>> begin

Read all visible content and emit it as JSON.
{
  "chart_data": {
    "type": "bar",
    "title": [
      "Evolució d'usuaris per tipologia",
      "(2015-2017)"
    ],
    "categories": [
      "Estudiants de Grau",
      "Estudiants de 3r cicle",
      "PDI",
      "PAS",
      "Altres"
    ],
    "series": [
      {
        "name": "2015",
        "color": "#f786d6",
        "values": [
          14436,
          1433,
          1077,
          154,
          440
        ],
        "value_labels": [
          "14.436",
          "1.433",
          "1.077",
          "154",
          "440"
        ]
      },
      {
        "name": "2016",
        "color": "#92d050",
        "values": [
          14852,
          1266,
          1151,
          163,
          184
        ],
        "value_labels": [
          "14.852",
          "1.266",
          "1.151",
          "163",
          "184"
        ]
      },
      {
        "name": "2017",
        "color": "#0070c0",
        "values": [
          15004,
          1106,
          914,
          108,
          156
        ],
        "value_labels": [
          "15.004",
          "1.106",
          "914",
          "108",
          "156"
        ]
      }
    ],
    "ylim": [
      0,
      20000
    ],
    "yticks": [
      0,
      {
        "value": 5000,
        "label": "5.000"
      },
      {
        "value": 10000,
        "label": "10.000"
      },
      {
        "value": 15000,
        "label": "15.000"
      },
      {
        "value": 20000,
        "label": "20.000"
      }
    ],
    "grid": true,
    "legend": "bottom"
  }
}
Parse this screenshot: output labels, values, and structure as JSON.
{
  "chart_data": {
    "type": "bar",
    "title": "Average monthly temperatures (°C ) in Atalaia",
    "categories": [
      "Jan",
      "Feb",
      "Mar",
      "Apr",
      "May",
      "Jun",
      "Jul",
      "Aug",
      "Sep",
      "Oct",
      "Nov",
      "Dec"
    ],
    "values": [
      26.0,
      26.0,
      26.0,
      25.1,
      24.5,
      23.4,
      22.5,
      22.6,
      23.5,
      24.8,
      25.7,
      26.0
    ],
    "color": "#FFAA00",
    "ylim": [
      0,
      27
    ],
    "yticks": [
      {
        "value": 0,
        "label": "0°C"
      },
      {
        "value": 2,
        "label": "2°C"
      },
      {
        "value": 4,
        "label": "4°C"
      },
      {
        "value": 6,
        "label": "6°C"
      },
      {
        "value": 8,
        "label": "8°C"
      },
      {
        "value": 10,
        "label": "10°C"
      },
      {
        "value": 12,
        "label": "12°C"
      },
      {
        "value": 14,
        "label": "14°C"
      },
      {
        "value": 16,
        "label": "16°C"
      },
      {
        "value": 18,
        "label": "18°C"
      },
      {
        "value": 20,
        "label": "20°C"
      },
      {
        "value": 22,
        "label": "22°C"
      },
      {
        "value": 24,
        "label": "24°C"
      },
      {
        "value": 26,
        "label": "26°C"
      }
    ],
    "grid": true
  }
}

>> end

▸ Task requirements
Everything in the listing above should be restated exactly.

▸ Exercise solution
Read all visible content and emit it as JSON.
{
  "chart_data": {
    "type": "bar",
    "title": [
      "Evolució d'usuaris per tipologia",
      "(2015-2017)"
    ],
    "categories": [
      "Estudiants de Grau",
      "Estudiants de 3r cicle",
      "PDI",
      "PAS",
      "Altres"
    ],
    "series": [
      {
        "name": "2015",
        "color": "#f786d6",
        "values": [
          14436,
          1433,
          1077,
          154,
          440
        ],
        "value_labels": [
          "14.436",
          "1.433",
          "1.077",
          "154",
          "440"
        ]
      },
      {
        "name": "2016",
        "color": "#92d050",
        "values": [
          14852,
          1266,
          1151,
          163,
          184
        ],
        "value_labels": [
          "14.852",
          "1.266",
          "1.151",
          "163",
          "184"
        ]
      },
      {
        "name": "2017",
        "color": "#0070c0",
        "values": [
          15004,
          1106,
          914,
          108,
          156
        ],
        "value_labels": [
          "15.004",
          "1.106",
          "914",
          "108",
          "156"
        ]
      }
    ],
    "ylim": [
      0,
      20000
    ],
    "yticks": [
      0,
      {
        "value": 5000,
        "label": "5.000"
      },
      {
        "value": 10000,
        "label": "10.000"
      },
      {
        "value": 15000,
        "label": "15.000"
      },
      {
        "value": 20000,
        "label": "20.000"
      }
    ],
    "grid": true,
    "legend": "bottom"
  }
}
Parse this screenshot: output labels, values, and structure as JSON.
{
  "chart_data": {
    "type": "bar",
    "title": "Average monthly temperatures (°C ) in Atalaia",
    "categories": [
      "Jan",
      "Feb",
      "Mar",
      "Apr",
      "May",
      "Jun",
      "Jul",
      "Aug",
      "Sep",
      "Oct",
      "Nov",
      "Dec"
    ],
    "values": [
      26.0,
      26.0,
      26.0,
      25.1,
      24.5,
      23.4,
      22.5,
      22.6,
      23.5,
      24.8,
      25.7,
      26.0
    ],
    "color": "#FFAA00",
    "ylim": [
      0,
      27
    ],
    "yticks": [
      {
        "value": 0,
        "label": "0°C"
      },
      {
        "value": 2,
        "label": "2°C"
      },
      {
        "value": 4,
        "label": "4°C"
      },
      {
        "value": 6,
        "label": "6°C"
      },
      {
        "value": 8,
        "label": "8°C"
      },
      {
        "value": 10,
        "label": "10°C"
      },
      {
        "value": 12,
        "label": "12°C"
      },
      {
        "value": 14,
        "label": "14°C"
      },
      {
        "value": 16,
        "label": "16°C"
      },
      {
        "value": 18,
        "label": "18°C"
      },
      {
        "value": 20,
        "label": "20°C"
      },
      {
        "value": 22,
        "label": "22°C"
      },
      {
        "value": 24,
        "label": "24°C"
      },
      {
        "value": 26,
        "label": "26°C"
      }
    ],
    "grid": true
  }
}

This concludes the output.